- **AUFGABE A**
Schreiben Sie den folgenden Text über Widerstand im Change-Prozess vollständig und unverändert ab.

- **ANGEZEIGTER TEXT**
════════════════

Widerstand ist der Regelfall im Change-Prozess. Denn wer löst sich schon gerne von Vertrautem? Der Change-Manager sollte sich daher auf jeden Fall auf Widerstand einrichten. Sollte wider Erwarten kein Widerstand bei den Mitarbeitern aufflackern, dann kann das unterschiedliche Gründe haben. Ob dies jedoch signalisiert, dass alle Akteure begeistert vom Veränderungsvorhaben sind, ist damit noch lange nicht gesagt.
In welchen Change – Szenarien könnte sich kein Widerstand bei den Betroffenen regen?
- Szenario 1: Das Veränderungsziel kann ohne großen Aufwand erreicht werden. Hier könnte ernsthaft darüber gestritten werden, ob das Veränderungsvorhaben tatsächlich einen tiefergehenden Wandel in unserem Sinne bedeutet.

════════════════

- **BEREITGESTELLTES MATERIAL**

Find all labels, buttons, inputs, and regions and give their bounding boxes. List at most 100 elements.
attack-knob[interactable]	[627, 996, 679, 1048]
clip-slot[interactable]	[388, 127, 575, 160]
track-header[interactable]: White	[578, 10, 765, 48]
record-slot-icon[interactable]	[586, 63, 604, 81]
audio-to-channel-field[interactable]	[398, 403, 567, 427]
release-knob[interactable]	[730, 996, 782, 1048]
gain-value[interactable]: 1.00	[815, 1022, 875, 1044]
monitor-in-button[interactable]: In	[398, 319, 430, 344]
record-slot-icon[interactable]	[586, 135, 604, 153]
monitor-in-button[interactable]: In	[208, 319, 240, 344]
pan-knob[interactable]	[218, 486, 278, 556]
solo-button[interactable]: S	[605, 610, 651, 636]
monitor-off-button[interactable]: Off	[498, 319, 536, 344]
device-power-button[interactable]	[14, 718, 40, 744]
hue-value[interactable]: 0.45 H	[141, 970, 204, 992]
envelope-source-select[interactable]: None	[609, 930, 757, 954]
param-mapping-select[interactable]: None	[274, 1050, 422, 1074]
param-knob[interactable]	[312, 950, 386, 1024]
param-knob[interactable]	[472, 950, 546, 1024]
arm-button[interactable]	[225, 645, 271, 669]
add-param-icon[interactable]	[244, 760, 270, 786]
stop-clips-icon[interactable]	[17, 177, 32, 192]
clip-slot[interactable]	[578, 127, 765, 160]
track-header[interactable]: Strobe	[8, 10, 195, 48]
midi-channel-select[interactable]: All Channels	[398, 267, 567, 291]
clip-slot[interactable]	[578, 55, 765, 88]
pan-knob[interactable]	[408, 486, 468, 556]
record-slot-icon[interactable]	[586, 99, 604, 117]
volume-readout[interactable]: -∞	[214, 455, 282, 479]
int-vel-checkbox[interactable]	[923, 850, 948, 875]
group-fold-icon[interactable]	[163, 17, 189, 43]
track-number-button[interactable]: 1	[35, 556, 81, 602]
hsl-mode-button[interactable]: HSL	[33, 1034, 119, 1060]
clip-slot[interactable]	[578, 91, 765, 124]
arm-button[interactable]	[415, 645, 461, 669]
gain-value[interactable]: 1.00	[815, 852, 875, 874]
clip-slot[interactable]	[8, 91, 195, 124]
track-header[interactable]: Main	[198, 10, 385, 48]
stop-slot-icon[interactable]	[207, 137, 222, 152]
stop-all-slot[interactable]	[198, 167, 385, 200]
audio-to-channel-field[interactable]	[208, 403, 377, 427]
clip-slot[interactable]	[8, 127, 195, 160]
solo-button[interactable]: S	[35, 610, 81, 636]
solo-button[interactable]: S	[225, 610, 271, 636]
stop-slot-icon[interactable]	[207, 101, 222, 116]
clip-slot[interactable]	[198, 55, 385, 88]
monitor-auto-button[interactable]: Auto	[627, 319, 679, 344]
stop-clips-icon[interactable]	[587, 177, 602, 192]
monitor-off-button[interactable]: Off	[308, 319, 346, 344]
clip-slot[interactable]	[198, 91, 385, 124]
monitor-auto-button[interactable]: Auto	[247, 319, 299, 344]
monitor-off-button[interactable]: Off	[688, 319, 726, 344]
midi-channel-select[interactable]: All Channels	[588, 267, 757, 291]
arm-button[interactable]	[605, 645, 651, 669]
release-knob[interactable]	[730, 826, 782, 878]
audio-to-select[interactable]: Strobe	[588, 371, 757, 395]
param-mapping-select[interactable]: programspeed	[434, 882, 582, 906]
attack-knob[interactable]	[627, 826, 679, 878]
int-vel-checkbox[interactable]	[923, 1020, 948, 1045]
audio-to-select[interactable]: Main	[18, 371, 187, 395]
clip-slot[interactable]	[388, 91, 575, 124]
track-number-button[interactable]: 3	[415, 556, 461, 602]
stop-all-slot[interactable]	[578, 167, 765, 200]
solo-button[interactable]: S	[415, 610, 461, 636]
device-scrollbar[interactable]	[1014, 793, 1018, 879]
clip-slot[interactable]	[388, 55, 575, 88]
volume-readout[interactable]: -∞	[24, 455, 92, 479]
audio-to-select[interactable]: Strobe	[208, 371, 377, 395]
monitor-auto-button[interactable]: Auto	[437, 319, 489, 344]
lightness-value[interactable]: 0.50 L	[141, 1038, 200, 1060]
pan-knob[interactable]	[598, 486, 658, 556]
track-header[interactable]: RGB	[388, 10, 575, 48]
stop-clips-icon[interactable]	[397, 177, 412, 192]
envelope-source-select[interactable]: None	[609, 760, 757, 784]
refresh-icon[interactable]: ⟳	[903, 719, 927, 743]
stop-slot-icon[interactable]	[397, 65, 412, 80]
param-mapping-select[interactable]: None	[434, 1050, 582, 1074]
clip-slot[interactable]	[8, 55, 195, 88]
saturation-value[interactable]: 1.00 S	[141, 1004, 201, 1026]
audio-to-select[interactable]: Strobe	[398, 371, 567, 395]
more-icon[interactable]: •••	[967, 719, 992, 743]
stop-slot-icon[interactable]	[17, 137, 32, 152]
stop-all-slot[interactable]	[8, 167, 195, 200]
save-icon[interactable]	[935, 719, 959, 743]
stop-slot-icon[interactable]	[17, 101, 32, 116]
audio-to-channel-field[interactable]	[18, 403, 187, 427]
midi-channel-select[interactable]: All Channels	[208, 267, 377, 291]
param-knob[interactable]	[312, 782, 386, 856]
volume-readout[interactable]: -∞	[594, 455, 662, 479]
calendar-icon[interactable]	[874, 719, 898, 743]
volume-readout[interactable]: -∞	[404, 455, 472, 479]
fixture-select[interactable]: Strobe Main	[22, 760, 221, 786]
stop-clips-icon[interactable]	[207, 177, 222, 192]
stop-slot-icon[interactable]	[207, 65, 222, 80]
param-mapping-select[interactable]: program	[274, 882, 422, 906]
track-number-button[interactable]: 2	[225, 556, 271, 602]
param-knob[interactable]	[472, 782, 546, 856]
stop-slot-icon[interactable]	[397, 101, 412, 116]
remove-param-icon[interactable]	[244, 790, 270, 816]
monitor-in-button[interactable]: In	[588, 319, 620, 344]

════════════════

- **AUFGABE B**
Geben Sie an, wie viele Zeilen der obigen Datensätze die Zeichenfolge „gain“ enthalten, und nennen Sie nur die Zahl.

- **ANTWORT A**
Widerstand ist der Regelfall im Change-Prozess. Denn wer löst sich schon gerne von Vertrautem? Der Change-Manager sollte sich daher auf jeden Fall auf Widerstand einrichten. Sollte wider Erwarten kein Widerstand bei den Mitarbeitern aufflackern, dann kann das unterschiedliche Gründe haben. Ob dies jedoch signalisiert, dass alle Akteure begeistert vom Veränderungsvorhaben sind, ist damit noch lange nicht gesagt.
In welchen Change – Szenarien könnte sich kein Widerstand bei den Betroffenen regen?
- Szenario 1: Das Veränderungsziel kann ohne großen Aufwand erreicht werden. Hier könnte ernsthaft darüber gestritten werden, ob das Veränderungsvorhaben tatsächlich einen tiefergehenden Wandel in unserem Sinne bedeutet.

- **ANTWORT B**
2